RECORDS SHOWN:
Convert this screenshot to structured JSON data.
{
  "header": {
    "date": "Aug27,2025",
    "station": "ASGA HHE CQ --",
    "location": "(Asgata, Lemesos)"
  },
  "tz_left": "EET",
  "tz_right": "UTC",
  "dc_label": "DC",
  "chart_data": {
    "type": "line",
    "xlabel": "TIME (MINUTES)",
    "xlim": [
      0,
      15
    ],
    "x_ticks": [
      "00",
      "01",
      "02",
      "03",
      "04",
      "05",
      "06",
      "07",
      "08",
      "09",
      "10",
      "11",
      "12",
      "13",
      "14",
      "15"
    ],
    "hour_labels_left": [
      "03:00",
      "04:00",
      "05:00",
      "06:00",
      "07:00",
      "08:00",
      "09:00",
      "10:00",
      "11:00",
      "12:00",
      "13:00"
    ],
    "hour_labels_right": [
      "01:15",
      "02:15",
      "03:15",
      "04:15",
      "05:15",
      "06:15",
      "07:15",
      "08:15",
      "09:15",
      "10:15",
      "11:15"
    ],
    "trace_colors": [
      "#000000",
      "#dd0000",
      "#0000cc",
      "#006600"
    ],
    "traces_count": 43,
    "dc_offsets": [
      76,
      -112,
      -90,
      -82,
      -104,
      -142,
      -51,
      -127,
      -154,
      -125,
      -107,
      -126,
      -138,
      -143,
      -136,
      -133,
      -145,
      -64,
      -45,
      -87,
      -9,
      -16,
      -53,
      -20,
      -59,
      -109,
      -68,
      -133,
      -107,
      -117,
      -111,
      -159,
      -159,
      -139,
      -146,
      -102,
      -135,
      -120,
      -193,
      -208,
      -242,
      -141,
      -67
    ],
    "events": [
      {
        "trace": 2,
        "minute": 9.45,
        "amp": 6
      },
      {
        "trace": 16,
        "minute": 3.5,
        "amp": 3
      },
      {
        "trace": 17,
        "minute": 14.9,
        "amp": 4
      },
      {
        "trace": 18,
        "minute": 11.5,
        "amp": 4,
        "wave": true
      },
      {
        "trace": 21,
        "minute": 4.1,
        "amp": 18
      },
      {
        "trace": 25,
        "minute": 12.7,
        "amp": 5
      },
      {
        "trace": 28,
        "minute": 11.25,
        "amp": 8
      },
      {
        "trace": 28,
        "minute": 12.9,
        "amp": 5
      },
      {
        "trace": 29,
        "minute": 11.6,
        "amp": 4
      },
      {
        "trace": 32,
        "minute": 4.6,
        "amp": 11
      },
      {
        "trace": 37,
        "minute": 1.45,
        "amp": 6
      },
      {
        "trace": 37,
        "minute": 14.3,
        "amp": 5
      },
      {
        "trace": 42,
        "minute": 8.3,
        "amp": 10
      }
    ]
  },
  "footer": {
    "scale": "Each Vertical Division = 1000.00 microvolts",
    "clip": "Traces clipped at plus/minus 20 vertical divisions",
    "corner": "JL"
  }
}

--

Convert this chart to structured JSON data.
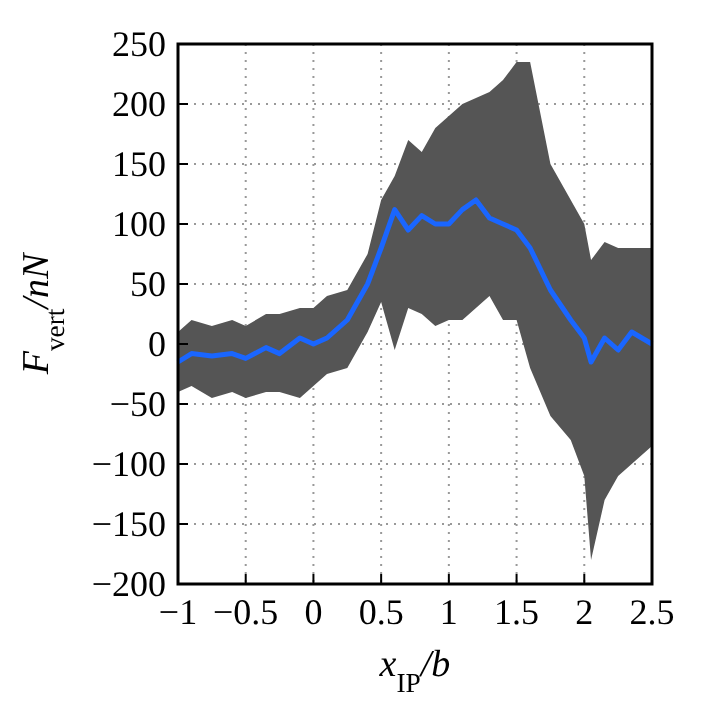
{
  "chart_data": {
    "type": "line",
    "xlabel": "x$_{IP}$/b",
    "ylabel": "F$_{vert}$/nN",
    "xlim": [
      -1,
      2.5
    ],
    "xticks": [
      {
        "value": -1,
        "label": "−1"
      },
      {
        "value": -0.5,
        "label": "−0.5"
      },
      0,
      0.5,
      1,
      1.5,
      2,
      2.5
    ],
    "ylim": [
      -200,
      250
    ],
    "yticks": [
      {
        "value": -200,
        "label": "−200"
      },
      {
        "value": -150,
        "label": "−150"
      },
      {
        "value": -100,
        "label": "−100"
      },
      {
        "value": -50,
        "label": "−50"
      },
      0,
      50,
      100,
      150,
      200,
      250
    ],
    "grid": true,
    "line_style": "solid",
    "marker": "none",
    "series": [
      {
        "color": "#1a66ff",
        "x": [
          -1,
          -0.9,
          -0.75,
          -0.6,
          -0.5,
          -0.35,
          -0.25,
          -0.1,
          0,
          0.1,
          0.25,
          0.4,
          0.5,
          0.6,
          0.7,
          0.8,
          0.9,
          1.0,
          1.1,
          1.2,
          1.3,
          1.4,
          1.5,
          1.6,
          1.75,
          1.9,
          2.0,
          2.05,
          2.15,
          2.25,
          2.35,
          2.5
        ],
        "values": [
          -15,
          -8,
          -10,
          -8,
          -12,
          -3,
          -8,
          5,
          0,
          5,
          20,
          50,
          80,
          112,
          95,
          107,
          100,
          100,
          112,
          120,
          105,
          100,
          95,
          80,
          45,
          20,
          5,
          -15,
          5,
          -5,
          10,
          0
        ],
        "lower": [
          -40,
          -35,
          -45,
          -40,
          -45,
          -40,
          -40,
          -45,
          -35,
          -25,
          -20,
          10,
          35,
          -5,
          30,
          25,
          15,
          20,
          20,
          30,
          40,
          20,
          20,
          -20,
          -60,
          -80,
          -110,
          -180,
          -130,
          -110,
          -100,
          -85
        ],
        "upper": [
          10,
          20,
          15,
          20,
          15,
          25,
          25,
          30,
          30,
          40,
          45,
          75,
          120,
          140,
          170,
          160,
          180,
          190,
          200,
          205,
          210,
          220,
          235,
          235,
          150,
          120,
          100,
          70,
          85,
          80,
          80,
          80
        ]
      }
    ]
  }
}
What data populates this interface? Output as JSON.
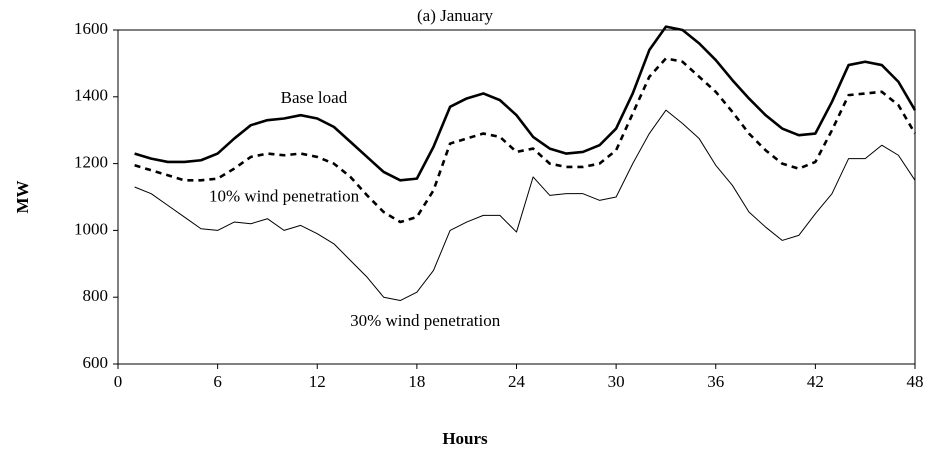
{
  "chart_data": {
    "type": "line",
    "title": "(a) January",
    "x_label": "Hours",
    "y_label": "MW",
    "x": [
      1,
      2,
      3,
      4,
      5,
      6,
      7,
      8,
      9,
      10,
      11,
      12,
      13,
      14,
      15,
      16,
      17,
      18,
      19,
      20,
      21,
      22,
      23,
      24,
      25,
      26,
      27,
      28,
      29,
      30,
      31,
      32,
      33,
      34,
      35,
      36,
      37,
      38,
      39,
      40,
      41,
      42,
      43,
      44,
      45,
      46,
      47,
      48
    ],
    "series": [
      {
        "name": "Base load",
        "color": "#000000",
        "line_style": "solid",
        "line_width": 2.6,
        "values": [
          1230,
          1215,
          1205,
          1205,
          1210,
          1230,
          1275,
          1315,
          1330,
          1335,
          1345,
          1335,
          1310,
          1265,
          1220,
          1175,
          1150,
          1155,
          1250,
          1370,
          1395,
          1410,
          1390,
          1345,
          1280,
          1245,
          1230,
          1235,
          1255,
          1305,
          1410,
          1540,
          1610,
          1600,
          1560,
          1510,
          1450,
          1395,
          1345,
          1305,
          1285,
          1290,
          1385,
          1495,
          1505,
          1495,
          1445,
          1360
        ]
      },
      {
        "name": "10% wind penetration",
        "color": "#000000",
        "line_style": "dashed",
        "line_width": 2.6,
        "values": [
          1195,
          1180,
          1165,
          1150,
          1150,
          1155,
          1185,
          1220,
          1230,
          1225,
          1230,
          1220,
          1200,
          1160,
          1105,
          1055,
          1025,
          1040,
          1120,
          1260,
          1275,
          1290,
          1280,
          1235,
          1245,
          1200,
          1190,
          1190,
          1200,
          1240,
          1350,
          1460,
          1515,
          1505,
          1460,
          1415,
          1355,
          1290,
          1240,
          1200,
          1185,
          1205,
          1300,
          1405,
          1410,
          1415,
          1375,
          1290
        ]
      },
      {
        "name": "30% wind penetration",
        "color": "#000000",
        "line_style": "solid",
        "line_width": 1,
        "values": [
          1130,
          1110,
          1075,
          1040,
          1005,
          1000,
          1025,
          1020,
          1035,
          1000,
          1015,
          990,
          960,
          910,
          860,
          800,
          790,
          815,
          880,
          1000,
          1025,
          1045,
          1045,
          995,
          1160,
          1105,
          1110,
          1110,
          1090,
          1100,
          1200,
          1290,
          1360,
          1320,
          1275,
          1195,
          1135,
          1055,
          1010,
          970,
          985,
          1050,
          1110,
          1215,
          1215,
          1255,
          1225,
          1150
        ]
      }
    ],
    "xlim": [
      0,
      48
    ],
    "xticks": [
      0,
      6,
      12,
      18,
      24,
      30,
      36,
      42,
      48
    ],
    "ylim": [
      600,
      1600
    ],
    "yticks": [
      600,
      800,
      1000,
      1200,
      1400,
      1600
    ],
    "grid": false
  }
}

---

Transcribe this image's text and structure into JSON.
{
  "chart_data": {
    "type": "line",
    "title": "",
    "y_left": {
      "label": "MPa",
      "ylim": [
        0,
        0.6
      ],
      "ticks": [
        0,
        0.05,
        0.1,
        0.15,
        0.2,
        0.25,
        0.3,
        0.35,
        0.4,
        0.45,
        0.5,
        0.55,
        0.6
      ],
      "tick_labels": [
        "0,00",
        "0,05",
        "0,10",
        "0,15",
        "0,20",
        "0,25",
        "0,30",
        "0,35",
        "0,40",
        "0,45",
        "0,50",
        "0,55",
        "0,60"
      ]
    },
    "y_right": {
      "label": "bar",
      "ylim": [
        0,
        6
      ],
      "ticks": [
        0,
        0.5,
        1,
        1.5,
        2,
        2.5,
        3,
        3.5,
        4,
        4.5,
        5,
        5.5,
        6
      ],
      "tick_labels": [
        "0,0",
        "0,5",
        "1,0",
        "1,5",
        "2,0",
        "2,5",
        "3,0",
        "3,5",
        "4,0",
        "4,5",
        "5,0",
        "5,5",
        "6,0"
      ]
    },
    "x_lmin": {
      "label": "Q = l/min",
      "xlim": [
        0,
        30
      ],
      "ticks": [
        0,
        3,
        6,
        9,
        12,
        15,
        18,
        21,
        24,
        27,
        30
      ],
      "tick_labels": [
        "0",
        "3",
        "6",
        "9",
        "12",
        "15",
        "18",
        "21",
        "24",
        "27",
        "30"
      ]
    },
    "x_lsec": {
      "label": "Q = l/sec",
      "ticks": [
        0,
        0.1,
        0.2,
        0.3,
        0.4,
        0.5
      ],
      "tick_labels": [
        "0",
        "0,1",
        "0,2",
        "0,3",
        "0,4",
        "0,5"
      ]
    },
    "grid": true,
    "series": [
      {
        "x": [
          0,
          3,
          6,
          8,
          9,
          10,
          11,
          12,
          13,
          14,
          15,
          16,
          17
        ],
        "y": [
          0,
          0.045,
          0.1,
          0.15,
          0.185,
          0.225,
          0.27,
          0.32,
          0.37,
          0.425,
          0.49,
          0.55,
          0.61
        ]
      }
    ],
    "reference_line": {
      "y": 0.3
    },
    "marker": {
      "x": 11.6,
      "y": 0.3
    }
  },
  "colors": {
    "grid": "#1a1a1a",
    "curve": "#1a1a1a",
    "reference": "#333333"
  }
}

INSTRUCTION: Looking at the records above, work out how many lines include the string "grid". Give the number and nothing else.

ANSWER TO THIS EXERCISE: 4